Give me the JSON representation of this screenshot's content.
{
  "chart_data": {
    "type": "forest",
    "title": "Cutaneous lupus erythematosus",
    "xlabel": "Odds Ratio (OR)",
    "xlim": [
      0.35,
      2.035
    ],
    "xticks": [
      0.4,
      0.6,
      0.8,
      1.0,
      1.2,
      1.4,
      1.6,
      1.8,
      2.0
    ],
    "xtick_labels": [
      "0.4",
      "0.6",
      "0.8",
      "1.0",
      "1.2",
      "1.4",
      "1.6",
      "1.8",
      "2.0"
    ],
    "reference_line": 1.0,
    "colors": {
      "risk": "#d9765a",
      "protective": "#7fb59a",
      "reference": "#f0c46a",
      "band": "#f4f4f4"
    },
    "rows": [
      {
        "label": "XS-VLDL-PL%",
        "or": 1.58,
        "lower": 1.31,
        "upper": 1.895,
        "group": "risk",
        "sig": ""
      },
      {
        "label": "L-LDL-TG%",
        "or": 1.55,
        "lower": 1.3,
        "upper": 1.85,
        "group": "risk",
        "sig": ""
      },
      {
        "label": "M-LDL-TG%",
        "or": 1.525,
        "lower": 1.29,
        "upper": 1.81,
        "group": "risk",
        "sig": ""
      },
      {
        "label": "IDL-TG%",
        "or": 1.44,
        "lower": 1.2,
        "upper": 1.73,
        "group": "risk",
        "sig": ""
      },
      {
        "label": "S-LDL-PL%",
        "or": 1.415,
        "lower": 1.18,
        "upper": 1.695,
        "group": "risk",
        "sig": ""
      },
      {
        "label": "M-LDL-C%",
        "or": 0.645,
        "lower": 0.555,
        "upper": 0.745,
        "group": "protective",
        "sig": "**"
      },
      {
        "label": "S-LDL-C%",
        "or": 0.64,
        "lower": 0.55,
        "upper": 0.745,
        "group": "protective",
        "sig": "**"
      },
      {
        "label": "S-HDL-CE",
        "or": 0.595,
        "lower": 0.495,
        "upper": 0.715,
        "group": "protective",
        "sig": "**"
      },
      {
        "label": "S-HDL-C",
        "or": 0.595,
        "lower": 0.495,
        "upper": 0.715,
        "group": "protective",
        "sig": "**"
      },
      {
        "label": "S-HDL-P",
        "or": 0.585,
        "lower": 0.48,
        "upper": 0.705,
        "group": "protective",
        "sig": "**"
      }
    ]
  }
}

Problem details: Each entry is to be returned in full, character for character.

Full response:
Give me the JSON representation of this screenshot's content.
{
  "chart_data": {
    "type": "forest",
    "title": "Cutaneous lupus erythematosus",
    "xlabel": "Odds Ratio (OR)",
    "xlim": [
      0.35,
      2.035
    ],
    "xticks": [
      0.4,
      0.6,
      0.8,
      1.0,
      1.2,
      1.4,
      1.6,
      1.8,
      2.0
    ],
    "xtick_labels": [
      "0.4",
      "0.6",
      "0.8",
      "1.0",
      "1.2",
      "1.4",
      "1.6",
      "1.8",
      "2.0"
    ],
    "reference_line": 1.0,
    "colors": {
      "risk": "#d9765a",
      "protective": "#7fb59a",
      "reference": "#f0c46a",
      "band": "#f4f4f4"
    },
    "rows": [
      {
        "label": "XS-VLDL-PL%",
        "or": 1.58,
        "lower": 1.31,
        "upper": 1.895,
        "group": "risk",
        "sig": ""
      },
      {
        "label": "L-LDL-TG%",
        "or": 1.55,
        "lower": 1.3,
        "upper": 1.85,
        "group": "risk",
        "sig": ""
      },
      {
        "label": "M-LDL-TG%",
        "or": 1.525,
        "lower": 1.29,
        "upper": 1.81,
        "group": "risk",
        "sig": ""
      },
      {
        "label": "IDL-TG%",
        "or": 1.44,
        "lower": 1.2,
        "upper": 1.73,
        "group": "risk",
        "sig": ""
      },
      {
        "label": "S-LDL-PL%",
        "or": 1.415,
        "lower": 1.18,
        "upper": 1.695,
        "group": "risk",
        "sig": ""
      },
      {
        "label": "M-LDL-C%",
        "or": 0.645,
        "lower": 0.555,
        "upper": 0.745,
        "group": "protective",
        "sig": "**"
      },
      {
        "label": "S-LDL-C%",
        "or": 0.64,
        "lower": 0.55,
        "upper": 0.745,
        "group": "protective",
        "sig": "**"
      },
      {
        "label": "S-HDL-CE",
        "or": 0.595,
        "lower": 0.495,
        "upper": 0.715,
        "group": "protective",
        "sig": "**"
      },
      {
        "label": "S-HDL-C",
        "or": 0.595,
        "lower": 0.495,
        "upper": 0.715,
        "group": "protective",
        "sig": "**"
      },
      {
        "label": "S-HDL-P",
        "or": 0.585,
        "lower": 0.48,
        "upper": 0.705,
        "group": "protective",
        "sig": "**"
      }
    ]
  }
}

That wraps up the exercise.